▸ **Exercise goal**
For each line of the data below that holds "document", copy the line.

▸ **Supplied entries**

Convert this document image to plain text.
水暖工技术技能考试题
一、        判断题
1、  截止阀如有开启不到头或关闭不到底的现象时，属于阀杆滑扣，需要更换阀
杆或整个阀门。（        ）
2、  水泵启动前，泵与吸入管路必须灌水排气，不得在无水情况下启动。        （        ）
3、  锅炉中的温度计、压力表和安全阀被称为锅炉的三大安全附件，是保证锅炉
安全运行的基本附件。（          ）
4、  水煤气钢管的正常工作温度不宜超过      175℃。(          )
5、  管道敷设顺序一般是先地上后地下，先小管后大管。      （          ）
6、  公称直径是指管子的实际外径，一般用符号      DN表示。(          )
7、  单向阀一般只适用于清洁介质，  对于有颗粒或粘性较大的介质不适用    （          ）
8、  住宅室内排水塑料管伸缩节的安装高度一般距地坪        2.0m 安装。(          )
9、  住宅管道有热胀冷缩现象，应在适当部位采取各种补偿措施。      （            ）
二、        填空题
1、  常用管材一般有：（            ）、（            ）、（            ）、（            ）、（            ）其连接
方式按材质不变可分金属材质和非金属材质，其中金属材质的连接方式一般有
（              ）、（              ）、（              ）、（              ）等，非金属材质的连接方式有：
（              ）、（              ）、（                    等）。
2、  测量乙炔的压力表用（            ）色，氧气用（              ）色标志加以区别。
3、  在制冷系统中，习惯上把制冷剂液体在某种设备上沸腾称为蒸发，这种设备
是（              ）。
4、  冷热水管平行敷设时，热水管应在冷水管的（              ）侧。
--
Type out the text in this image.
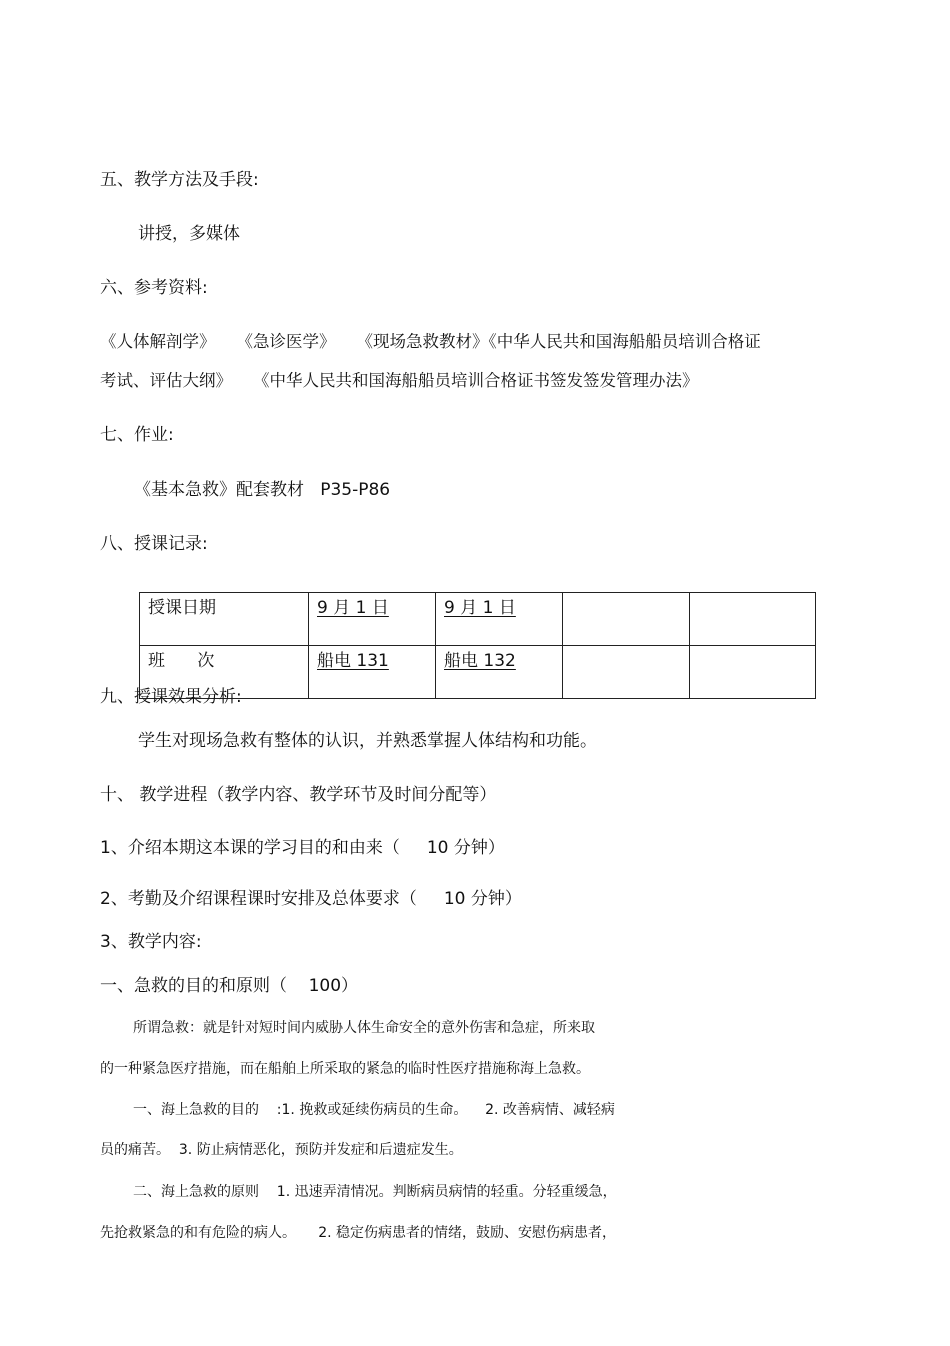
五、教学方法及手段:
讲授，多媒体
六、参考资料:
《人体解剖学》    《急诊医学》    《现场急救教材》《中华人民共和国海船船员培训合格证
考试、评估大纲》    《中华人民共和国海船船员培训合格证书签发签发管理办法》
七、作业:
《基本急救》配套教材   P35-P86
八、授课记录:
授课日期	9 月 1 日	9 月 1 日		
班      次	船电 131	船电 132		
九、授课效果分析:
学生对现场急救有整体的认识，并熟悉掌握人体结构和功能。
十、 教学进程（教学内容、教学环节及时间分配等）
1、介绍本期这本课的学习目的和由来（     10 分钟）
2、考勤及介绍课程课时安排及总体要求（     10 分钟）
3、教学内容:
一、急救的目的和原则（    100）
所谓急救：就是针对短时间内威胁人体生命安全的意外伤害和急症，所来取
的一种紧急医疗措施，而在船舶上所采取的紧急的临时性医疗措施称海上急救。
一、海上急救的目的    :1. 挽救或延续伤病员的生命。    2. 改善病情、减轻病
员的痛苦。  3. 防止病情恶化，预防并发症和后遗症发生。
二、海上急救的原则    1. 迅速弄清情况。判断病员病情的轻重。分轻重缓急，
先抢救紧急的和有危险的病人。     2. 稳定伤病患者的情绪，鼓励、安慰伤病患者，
* * *
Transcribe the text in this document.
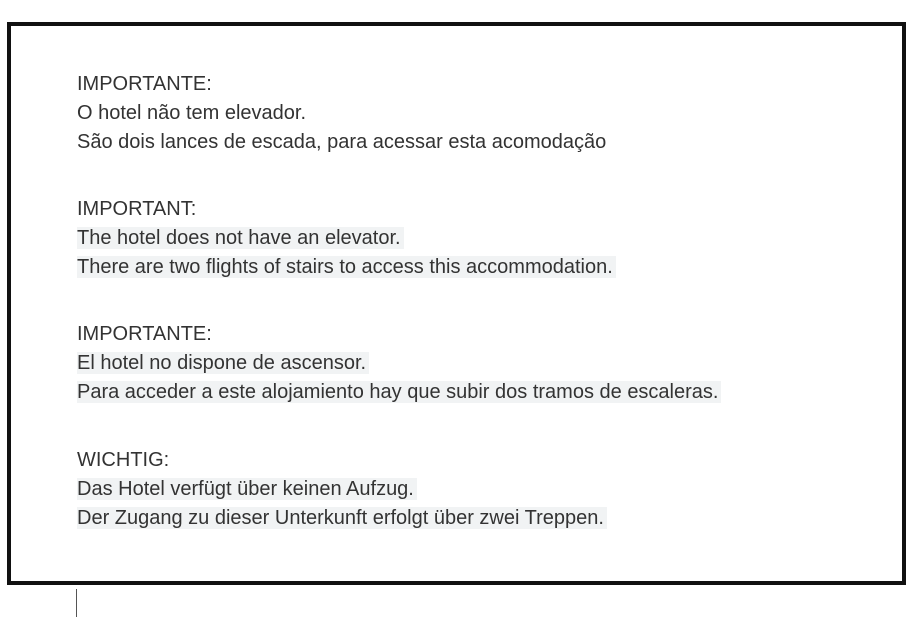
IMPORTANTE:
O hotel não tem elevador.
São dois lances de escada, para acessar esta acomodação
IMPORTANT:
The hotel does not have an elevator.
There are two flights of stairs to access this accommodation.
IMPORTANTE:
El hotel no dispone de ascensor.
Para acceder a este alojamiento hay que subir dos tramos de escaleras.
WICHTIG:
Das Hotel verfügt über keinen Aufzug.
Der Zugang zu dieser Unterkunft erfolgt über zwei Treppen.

▸ **Output for this task**
Convert this document image to plain text.
Transcribe the text in this document.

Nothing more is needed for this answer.